TASK
Without the pictures, return each record as it appears.
* Begin DATA LISTING *
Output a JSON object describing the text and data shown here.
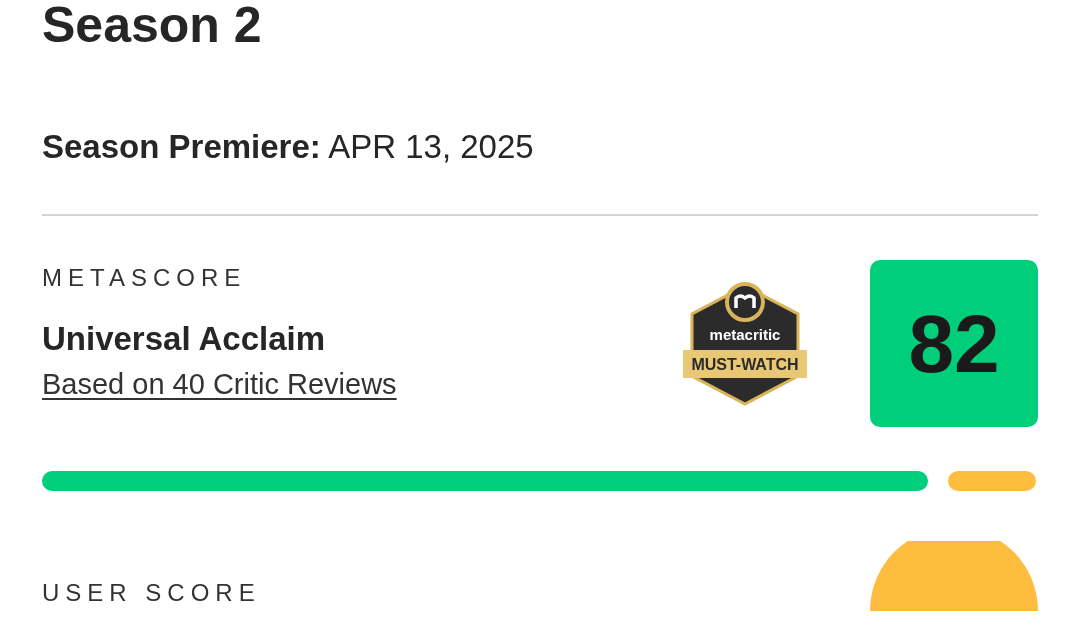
{
  "title": "Season 2",
  "premiere": {
    "label": "Season Premiere:",
    "date": "APR 13, 2025"
  },
  "metascore": {
    "label": "METASCORE",
    "verdict": "Universal Acclaim",
    "reviews_link": "Based on 40 Critic Reviews",
    "badge": {
      "brand": "metacritic",
      "award": "MUST-WATCH"
    },
    "score": "82",
    "distribution": [
      {
        "color": "#00ce7a"
      },
      {
        "color": "#ffbd3f"
      }
    ]
  },
  "user_score": {
    "label": "USER SCORE"
  }
}
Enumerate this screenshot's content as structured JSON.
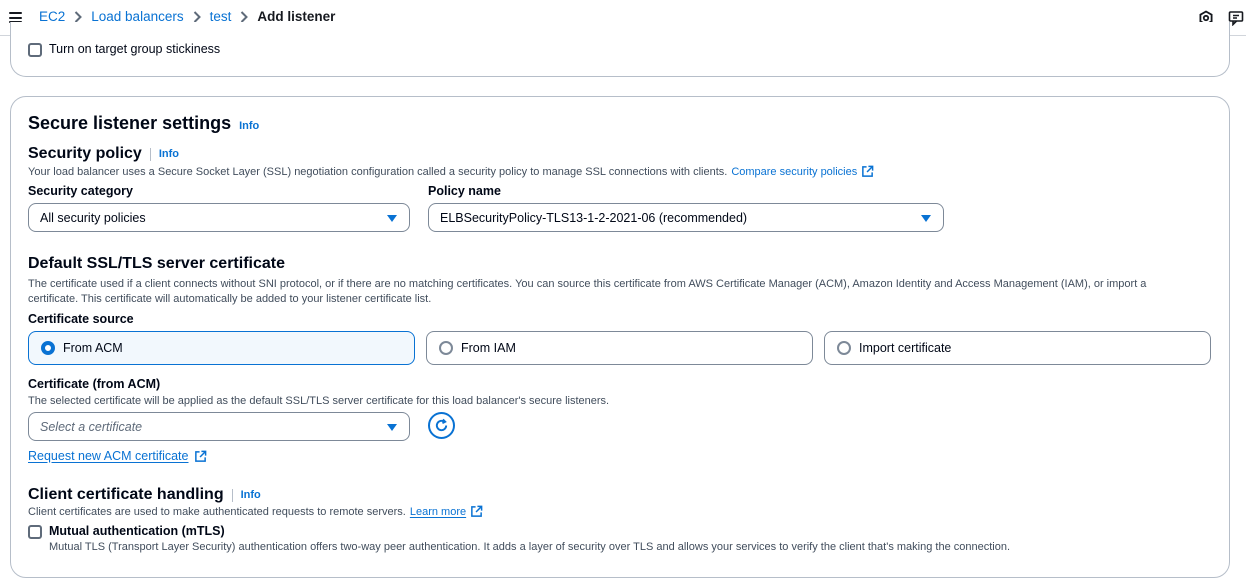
* End DATA LISTING *
TASK OUTPUT
Output a JSON object describing the text and data shown here.
{
  "title": "Season 2",
  "premiere": {
    "label": "Season Premiere:",
    "date": "APR 13, 2025"
  },
  "metascore": {
    "label": "METASCORE",
    "verdict": "Universal Acclaim",
    "reviews_link": "Based on 40 Critic Reviews",
    "badge": {
      "brand": "metacritic",
      "award": "MUST-WATCH"
    },
    "score": "82",
    "distribution": [
      {
        "color": "#00ce7a"
      },
      {
        "color": "#ffbd3f"
      }
    ]
  },
  "user_score": {
    "label": "USER SCORE"
  }
}
Enumerate this screenshot's content as structured JSON.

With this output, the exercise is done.